- _Task objective_
Where a line in the listing below contains the word "Scheu", copy that line.

* START Records for the exercise *

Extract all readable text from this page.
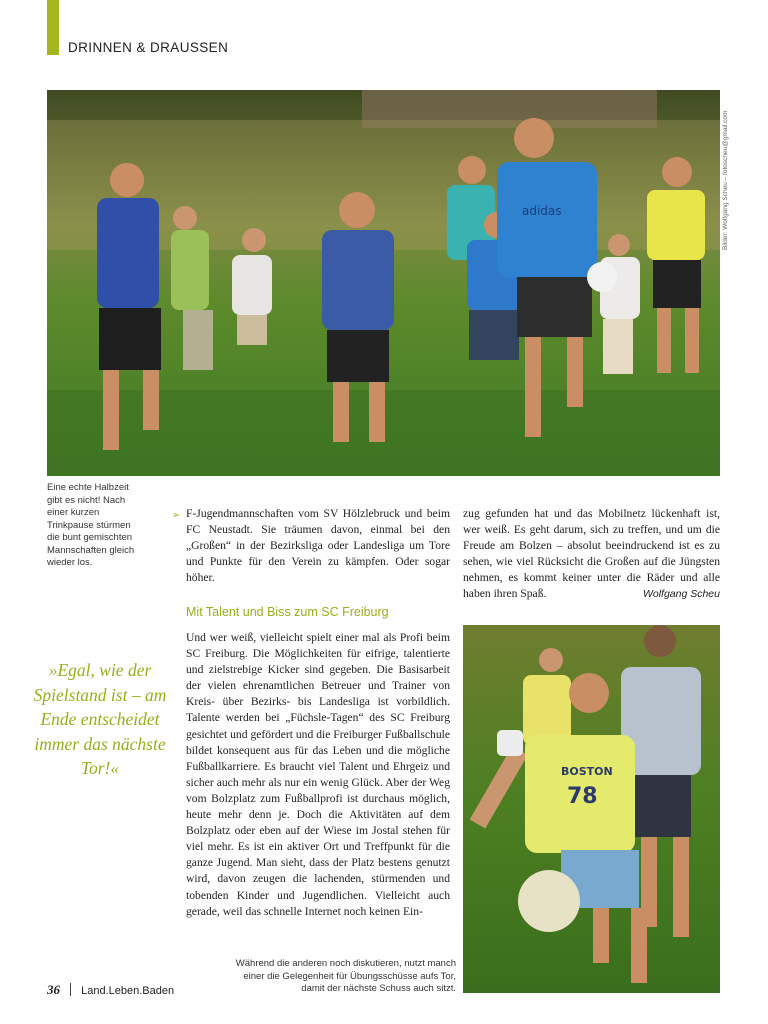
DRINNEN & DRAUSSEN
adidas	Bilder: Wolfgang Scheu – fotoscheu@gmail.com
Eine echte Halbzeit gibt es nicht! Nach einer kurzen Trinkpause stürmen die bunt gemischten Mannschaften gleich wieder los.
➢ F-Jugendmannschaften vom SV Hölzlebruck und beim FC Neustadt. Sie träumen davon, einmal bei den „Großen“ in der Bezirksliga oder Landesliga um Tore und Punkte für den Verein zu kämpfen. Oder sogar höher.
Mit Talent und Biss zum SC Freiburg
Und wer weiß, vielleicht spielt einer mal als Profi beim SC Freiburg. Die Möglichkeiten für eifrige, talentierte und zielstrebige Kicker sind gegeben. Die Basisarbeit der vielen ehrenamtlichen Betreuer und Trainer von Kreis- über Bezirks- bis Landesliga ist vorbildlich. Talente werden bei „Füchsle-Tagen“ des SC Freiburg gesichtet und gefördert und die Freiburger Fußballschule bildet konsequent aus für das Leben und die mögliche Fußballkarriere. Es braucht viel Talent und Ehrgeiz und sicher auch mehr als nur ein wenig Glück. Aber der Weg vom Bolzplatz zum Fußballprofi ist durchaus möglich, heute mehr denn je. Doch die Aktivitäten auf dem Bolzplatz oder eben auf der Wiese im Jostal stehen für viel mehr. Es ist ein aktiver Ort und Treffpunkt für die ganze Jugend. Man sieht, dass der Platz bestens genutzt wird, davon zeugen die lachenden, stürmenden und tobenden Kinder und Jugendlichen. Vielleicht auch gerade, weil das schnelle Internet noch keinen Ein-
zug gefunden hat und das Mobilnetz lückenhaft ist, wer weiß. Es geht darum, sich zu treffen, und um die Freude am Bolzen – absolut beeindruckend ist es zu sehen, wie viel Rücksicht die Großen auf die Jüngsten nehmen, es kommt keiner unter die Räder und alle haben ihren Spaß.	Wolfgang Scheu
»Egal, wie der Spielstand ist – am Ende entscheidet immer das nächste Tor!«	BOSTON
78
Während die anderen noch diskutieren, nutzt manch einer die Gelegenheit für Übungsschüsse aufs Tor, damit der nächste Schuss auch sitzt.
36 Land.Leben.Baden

* END Records for the exercise *
* START Records for the exercise *

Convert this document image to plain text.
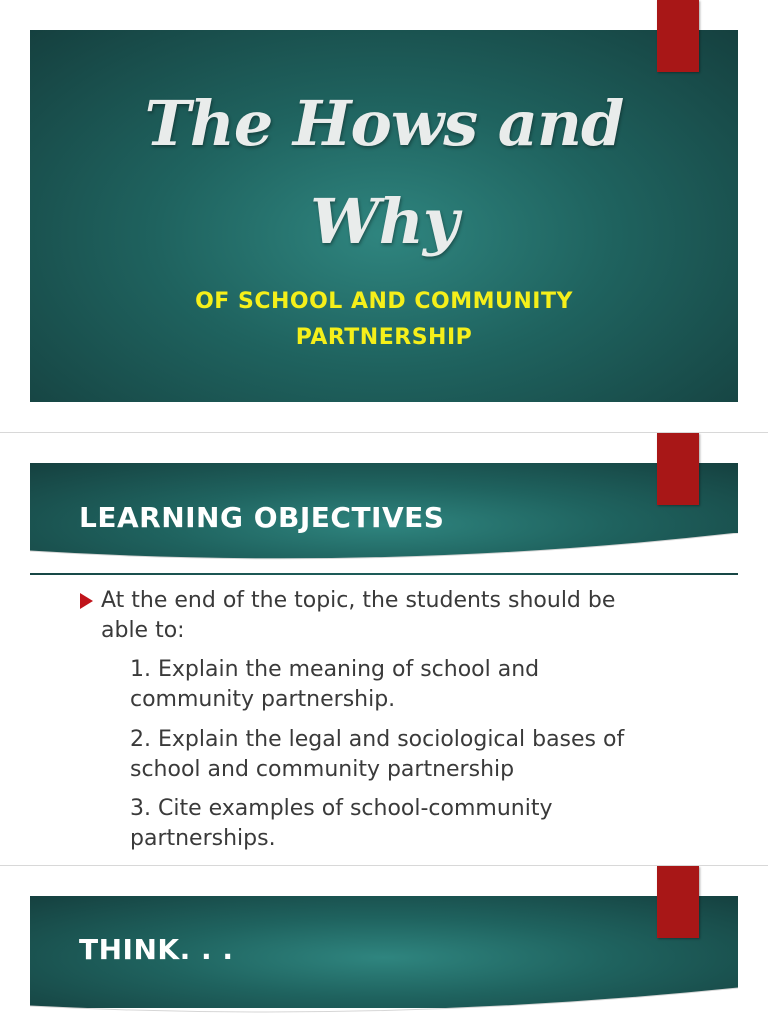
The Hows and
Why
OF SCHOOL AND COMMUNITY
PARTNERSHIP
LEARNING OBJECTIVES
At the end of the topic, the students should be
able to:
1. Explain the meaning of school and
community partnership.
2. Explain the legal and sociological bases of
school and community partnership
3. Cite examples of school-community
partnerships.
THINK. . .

* END Records for the exercise *

- _Result below_
adidas	Bilder: Wolfgang Scheu – fotoscheu@gmail.com
zug gefunden hat und das Mobilnetz lückenhaft ist, wer weiß. Es geht darum, sich zu treffen, und um die Freude am Bolzen – absolut beeindruckend ist es zu sehen, wie viel Rücksicht die Großen auf die Jüngsten nehmen, es kommt keiner unter die Räder und alle haben ihren Spaß.	Wolfgang Scheu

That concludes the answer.